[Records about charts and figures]
********

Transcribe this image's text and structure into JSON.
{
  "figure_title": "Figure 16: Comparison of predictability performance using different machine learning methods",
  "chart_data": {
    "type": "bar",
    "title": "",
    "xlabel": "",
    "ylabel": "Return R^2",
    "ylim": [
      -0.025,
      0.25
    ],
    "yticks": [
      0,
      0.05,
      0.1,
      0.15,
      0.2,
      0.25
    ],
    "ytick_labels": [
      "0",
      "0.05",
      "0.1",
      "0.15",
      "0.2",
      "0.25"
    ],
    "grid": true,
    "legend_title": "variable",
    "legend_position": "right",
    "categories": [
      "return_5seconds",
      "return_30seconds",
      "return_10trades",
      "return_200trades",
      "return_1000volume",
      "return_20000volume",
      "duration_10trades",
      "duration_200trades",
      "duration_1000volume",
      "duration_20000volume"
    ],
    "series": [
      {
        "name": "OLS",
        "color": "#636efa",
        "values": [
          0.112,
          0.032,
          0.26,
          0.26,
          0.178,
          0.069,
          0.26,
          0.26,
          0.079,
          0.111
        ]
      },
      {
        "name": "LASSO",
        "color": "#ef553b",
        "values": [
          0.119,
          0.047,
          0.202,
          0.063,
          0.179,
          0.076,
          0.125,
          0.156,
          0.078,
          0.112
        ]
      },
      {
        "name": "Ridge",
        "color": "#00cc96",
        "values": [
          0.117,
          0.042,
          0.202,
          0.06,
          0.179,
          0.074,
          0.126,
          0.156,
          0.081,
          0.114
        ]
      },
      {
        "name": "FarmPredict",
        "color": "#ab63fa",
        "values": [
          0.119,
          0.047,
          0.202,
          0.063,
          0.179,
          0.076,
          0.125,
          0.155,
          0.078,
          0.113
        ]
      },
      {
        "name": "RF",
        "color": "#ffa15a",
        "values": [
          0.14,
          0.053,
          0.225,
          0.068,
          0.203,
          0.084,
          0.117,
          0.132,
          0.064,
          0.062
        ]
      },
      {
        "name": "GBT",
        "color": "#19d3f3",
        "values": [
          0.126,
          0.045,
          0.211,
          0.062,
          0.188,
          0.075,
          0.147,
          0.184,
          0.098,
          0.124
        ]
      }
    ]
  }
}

********

### Exercise directions
Search the preceding listing for the word "color" and pull out every line that holds it.

### Answer for the task
        "color": "#636efa",
        "color": "#ef553b",
        "color": "#00cc96",
        "color": "#ab63fa",
        "color": "#ffa15a",
        "color": "#19d3f3",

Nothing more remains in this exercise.